** START **

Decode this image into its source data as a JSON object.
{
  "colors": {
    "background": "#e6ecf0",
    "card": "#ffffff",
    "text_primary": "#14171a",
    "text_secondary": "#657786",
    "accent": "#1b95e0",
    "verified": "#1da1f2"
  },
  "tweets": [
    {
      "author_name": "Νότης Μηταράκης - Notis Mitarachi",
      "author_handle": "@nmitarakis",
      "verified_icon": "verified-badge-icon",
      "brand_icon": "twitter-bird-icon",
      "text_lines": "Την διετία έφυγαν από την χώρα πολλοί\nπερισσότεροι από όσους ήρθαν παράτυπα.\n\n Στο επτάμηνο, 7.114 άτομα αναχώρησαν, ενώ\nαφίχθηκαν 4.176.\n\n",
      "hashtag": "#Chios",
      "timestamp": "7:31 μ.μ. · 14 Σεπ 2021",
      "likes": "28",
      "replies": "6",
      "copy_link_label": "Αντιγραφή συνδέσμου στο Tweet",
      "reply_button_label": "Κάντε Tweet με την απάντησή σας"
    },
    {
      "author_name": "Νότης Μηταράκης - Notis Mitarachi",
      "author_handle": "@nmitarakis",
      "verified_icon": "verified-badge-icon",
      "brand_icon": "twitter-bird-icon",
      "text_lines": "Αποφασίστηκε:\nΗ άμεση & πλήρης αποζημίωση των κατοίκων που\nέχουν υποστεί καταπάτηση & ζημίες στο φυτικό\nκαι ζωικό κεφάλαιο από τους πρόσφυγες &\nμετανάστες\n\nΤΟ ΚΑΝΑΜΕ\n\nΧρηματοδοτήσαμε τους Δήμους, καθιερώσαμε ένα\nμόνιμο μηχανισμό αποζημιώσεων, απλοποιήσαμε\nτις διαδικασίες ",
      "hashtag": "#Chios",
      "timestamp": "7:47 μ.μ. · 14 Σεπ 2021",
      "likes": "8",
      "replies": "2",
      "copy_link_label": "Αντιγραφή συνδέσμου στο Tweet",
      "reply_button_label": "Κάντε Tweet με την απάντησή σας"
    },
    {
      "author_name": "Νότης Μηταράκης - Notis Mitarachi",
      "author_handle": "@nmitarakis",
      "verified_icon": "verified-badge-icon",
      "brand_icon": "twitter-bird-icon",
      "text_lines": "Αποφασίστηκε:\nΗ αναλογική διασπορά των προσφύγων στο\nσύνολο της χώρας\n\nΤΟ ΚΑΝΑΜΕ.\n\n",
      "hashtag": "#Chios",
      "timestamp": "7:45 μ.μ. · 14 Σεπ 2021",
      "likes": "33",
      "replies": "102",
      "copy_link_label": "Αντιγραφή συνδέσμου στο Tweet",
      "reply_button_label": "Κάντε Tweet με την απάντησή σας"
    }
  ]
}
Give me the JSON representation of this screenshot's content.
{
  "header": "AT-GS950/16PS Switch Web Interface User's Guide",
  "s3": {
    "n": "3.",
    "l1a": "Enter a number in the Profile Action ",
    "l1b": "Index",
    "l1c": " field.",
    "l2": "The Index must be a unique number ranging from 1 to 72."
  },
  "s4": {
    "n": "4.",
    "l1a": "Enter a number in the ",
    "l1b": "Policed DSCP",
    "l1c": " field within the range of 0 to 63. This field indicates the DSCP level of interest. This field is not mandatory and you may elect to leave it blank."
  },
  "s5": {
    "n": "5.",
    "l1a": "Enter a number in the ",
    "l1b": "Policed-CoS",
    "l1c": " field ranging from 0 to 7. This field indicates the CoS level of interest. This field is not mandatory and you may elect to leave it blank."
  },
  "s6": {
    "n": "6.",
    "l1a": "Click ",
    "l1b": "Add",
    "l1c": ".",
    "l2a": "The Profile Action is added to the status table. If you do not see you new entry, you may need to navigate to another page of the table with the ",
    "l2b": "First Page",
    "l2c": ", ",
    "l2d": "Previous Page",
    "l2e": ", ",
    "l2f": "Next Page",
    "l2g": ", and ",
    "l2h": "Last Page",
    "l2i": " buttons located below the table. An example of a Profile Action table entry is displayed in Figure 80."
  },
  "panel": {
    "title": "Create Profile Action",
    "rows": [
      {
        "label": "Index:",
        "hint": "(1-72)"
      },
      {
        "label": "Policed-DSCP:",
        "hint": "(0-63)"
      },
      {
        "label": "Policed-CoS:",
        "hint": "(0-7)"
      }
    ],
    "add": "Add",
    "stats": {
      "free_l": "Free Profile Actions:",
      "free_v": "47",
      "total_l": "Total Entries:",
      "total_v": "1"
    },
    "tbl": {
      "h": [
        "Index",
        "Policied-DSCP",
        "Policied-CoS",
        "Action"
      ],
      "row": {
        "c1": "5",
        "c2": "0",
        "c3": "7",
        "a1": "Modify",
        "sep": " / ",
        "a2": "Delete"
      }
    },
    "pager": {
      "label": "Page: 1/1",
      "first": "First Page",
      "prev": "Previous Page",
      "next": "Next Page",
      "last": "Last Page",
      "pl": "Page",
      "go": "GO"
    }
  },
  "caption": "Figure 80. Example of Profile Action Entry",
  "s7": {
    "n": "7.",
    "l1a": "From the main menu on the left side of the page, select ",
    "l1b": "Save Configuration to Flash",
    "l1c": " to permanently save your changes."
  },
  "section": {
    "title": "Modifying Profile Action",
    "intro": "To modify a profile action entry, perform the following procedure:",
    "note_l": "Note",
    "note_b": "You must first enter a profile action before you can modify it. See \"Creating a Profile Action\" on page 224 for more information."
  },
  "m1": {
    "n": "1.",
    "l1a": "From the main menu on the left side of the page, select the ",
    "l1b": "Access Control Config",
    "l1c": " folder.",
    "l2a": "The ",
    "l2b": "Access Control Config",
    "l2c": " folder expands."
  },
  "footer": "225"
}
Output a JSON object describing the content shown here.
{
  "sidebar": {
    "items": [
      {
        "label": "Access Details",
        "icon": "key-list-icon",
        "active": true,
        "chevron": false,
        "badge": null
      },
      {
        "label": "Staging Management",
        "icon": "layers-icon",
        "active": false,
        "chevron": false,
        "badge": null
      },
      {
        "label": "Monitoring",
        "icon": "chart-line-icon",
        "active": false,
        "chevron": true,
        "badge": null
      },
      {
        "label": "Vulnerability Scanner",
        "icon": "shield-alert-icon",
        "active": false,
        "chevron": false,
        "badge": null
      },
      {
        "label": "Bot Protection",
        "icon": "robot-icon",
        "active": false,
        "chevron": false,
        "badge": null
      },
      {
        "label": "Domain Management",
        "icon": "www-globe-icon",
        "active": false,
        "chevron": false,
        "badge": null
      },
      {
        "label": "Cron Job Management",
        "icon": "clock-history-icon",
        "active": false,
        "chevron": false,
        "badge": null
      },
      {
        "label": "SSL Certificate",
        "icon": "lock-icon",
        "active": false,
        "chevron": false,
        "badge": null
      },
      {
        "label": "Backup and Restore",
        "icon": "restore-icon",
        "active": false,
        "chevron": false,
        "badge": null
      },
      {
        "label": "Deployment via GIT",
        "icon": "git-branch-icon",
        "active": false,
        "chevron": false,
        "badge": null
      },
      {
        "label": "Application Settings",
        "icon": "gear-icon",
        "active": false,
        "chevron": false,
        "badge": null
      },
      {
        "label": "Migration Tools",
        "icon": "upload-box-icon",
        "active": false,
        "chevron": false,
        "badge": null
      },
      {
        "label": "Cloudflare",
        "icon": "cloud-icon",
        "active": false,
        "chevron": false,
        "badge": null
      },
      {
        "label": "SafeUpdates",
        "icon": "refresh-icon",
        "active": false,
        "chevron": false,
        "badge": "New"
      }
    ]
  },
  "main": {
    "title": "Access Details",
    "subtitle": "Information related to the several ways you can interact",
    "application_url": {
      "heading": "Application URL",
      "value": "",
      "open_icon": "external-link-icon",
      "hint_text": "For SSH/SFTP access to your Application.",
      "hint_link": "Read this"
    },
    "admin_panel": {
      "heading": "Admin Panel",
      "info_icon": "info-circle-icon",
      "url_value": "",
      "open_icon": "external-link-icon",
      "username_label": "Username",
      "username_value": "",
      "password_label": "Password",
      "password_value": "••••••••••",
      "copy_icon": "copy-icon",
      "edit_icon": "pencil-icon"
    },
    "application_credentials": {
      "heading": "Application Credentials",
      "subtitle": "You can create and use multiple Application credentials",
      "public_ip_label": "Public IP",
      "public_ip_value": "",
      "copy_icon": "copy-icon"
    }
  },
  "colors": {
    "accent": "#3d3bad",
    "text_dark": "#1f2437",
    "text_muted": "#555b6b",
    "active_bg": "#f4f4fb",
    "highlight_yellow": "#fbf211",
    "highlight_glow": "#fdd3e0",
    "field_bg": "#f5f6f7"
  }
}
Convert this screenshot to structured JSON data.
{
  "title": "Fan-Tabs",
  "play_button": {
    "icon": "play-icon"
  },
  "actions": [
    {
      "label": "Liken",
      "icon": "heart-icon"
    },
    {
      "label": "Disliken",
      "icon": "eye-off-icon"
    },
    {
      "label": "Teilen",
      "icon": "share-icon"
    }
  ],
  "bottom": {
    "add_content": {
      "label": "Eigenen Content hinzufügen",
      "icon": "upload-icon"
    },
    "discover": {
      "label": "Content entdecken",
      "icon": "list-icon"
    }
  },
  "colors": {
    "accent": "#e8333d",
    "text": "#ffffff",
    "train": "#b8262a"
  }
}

** END **

To do: List every line in the records above that contains the word "menu".

Response:
    "l1a": "From the main menu on the left side of the page, select ",
    "l1a": "From the main menu on the left side of the page, select the ",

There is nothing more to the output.